Begin Provided entries

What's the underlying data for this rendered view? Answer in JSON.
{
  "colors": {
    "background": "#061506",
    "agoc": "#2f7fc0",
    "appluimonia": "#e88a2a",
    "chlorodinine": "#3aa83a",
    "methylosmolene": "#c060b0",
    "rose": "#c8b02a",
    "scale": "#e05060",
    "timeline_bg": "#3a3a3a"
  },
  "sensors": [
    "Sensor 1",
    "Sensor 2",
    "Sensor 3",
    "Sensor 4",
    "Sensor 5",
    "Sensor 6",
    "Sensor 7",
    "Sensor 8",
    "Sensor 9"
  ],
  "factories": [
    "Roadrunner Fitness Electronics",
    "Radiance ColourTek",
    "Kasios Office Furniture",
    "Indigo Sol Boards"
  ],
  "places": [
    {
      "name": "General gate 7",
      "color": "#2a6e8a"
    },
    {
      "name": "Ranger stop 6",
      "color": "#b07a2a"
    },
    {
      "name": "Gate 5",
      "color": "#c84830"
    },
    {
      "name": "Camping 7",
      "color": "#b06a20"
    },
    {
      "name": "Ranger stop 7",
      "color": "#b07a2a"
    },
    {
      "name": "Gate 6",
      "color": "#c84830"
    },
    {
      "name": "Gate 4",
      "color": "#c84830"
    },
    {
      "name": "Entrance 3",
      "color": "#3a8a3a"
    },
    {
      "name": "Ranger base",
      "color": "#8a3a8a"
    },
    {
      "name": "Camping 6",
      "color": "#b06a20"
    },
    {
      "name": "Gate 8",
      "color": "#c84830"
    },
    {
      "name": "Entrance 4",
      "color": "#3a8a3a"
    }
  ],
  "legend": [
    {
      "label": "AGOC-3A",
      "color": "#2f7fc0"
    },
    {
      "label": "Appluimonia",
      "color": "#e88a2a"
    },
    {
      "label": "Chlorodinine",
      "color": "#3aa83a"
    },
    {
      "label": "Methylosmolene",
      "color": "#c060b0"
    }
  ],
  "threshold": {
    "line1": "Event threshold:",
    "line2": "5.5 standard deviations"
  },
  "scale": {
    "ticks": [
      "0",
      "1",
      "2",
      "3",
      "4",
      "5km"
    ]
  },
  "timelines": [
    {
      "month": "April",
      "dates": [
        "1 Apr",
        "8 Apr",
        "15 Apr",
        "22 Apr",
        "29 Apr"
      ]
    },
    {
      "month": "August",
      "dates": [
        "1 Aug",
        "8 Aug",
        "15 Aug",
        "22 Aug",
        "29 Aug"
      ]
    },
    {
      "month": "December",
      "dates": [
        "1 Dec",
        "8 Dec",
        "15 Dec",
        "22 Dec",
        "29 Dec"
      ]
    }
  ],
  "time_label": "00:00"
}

End Provided entries

■ **What you will do**: Consider the entries above and return each line with the string "Ranger".

■ **Full answer**:
      "name": "Ranger stop 6",
      "name": "Ranger stop 7",
      "name": "Ranger base",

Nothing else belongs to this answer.